▶ [Task material]:
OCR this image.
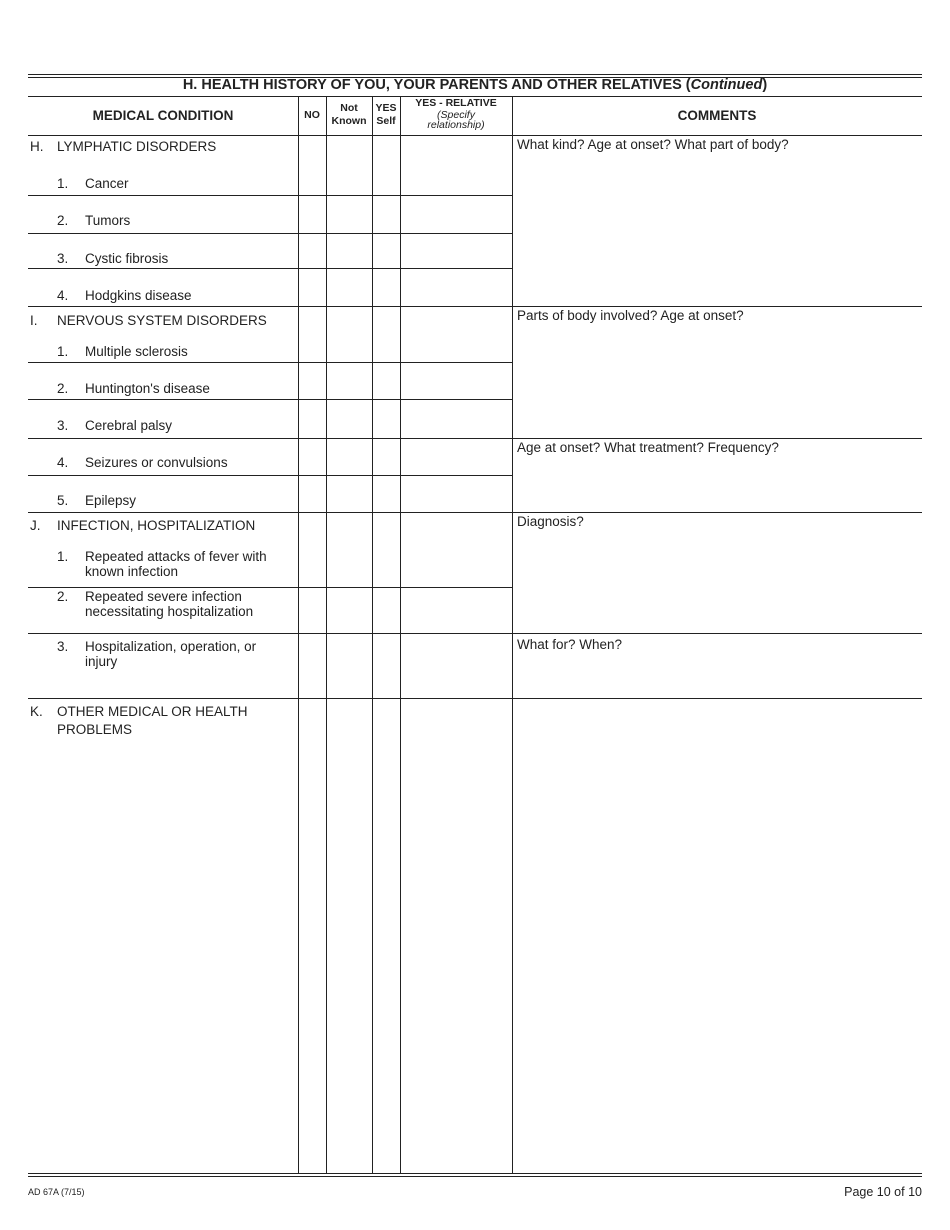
H. HEALTH HISTORY OF YOU, YOUR PARENTS AND OTHER RELATIVES (Continued)
MEDICAL CONDITION	NO
Not
Known
YES
Self
YES - RELATIVE
(Specify
relationship)
COMMENTS
H. LYMPHATIC DISORDERS
1. Cancer
2. Tumors
3. Cystic fibrosis
4. Hodgkins disease
What kind? Age at onset? What part of body?
I. NERVOUS SYSTEM DISORDERS
1. Multiple sclerosis
2. Huntington's disease
3. Cerebral palsy
4. Seizures or convulsions
5. Epilepsy
Parts of body involved? Age at onset?
Age at onset? What treatment? Frequency?
J. INFECTION, HOSPITALIZATION
1. Repeated attacks of fever with
known infection
2. Repeated severe infection
necessitating hospitalization
3. Hospitalization, operation, or
injury
Diagnosis?
What for? When?
K. OTHER MEDICAL OR HEALTH
PROBLEMS
AD 67A (7/15)	Page 10 of 10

▶ [How to complete this task]:
Pictures are to be left out; everything else in the entries is reproduced verbatim.

▶ [Response for this exercise]:
OCR this image.
H. HEALTH HISTORY OF YOU, YOUR PARENTS AND OTHER RELATIVES (Continued)
MEDICAL CONDITION	NO
Not
Known
YES
Self
YES - RELATIVE
(Specify
relationship)
COMMENTS
H. LYMPHATIC DISORDERS
1. Cancer
2. Tumors
3. Cystic fibrosis
4. Hodgkins disease
What kind? Age at onset? What part of body?
I. NERVOUS SYSTEM DISORDERS
1. Multiple sclerosis
2. Huntington's disease
3. Cerebral palsy
4. Seizures or convulsions
5. Epilepsy
Parts of body involved? Age at onset?
Age at onset? What treatment? Frequency?
J. INFECTION, HOSPITALIZATION
1. Repeated attacks of fever with
known infection
2. Repeated severe infection
necessitating hospitalization
3. Hospitalization, operation, or
injury
Diagnosis?
What for? When?
K. OTHER MEDICAL OR HEALTH
PROBLEMS
AD 67A (7/15)	Page 10 of 10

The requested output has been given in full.